**Seção do documento**
══════
A chanceler alemã, Angela Merkel, admitiu ter tido "embates" com o presidente francês, Emmanuel Macron - revela uma entrevista publicada no jornal alemão "Süddeutsche Zeitung" nesta quarta-feira (15).

"É claro, temos embates", afirmou a chanceler, acrescentando que "há diferenças de mentalidade" entre ela e o presidente francês, assim como "diferenças na [sua] compreensão dos papéis".

Em uma reação posterior em entrevista coletiva no Eliseu, Macron disse que eram "embates proveitosos" para "alcançar compromissos".

Os dois tiveram várias divergências nos últimos meses: do congelamento da venda de armas para a Arábia Saudita decidida pela Alemanha, após a morte do jornalista Jamal Khashoggi, até o futuro da União Europeia, passando pelo Brexit e pelos adiamentos dados ao Reino Unido.

Merkel também aponta os "enormes avanços" feitos, graças à relação franco-alemã, especialmente em matéria de defesa.

"Decidimos desenvolver um avião de combate e um tanque juntos. [...] É um sinal de confiança contar mais uns com os outros em matéria de política de defesa", relatou.

A chanceler esclarece que as relações entre ambos não se deterioraram nos últimos meses. Reconhece, contudo, que tiveram "temporalidades diferentes".
══════
**Material fornecido**
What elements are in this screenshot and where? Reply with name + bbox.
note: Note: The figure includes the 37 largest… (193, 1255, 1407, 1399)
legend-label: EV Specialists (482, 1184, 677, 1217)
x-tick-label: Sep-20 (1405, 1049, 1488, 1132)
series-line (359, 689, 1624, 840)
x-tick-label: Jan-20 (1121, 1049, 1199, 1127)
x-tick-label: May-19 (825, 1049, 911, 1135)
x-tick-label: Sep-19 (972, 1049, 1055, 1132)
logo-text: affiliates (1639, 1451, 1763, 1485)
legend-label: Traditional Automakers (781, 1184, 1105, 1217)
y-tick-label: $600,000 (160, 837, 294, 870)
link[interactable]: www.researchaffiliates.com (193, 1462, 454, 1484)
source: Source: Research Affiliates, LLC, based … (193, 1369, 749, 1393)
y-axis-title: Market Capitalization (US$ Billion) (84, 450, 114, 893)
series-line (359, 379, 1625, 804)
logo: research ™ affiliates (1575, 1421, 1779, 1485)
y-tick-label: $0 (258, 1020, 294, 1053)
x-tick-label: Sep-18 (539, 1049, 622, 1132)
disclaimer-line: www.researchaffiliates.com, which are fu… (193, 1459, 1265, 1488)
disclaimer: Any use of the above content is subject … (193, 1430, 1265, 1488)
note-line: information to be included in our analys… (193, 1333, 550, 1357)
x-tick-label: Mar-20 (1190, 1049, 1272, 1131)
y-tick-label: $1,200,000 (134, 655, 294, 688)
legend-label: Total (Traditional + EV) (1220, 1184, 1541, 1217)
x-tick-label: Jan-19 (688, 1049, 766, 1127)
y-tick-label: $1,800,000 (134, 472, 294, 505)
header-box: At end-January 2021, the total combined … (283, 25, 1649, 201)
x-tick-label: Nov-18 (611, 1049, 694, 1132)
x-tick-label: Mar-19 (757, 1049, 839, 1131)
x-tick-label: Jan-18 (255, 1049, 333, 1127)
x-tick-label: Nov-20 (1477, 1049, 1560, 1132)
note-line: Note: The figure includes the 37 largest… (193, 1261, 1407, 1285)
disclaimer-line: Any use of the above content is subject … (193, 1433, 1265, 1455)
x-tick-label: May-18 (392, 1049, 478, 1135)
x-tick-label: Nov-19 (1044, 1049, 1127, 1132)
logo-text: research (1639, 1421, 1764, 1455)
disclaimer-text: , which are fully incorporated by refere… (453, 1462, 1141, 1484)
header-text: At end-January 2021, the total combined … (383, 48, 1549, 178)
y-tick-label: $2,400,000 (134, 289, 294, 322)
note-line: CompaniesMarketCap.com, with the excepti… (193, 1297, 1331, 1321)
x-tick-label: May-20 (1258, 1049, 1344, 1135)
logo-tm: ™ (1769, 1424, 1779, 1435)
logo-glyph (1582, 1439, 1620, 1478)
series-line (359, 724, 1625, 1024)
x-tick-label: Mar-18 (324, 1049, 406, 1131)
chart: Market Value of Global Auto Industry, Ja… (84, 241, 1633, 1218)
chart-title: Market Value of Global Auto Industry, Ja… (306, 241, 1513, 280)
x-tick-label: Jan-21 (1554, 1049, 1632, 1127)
══════
**Tarefas e exercícios**
A - De acordo com a notícia sobre Merkel e Macron, como Macron qualificou os embates na entrevista coletiva no Eliseu?
B - Dê continuidade à notícia sobre Merkel e Macron a partir da última frase apresentada.
A listagem não é necessária para resolver as tarefas.

**Respostas das tarefas**
A - Como "embates proveitosos" para "alcançar compromissos".

B -
Merkel foi criticada, inclusive por seus correligionários conservadores, por não ter aproveitado as propostas de Macron em um discurso em 2017 sobre a reativação da Europa.

"Temos de aceitar divergências momentâneas, não estar totalmente de acordo sobre tudo, para construir um compromisso com a Alemanha para poder avançar", acrescentou Macron em entrevista coletiva no Eliseu.

Merkel insiste nas diferenças políticas entre os dois países: "Sou a chanceler de um governo da coalizão e sou muito mais dependente do Parlamento do que o presidente francês, que não pode entrar na Assembleia Nacional", em nome da separação de poderes, do Executivo e Legislativo.

A menos de duas semanas das eleições europeias (26 de maio), Merkel considera que se trata de um pleito "de grande importância, uma eleição especial".

Muitos estão "preocupados com a Europa, eu também", completou.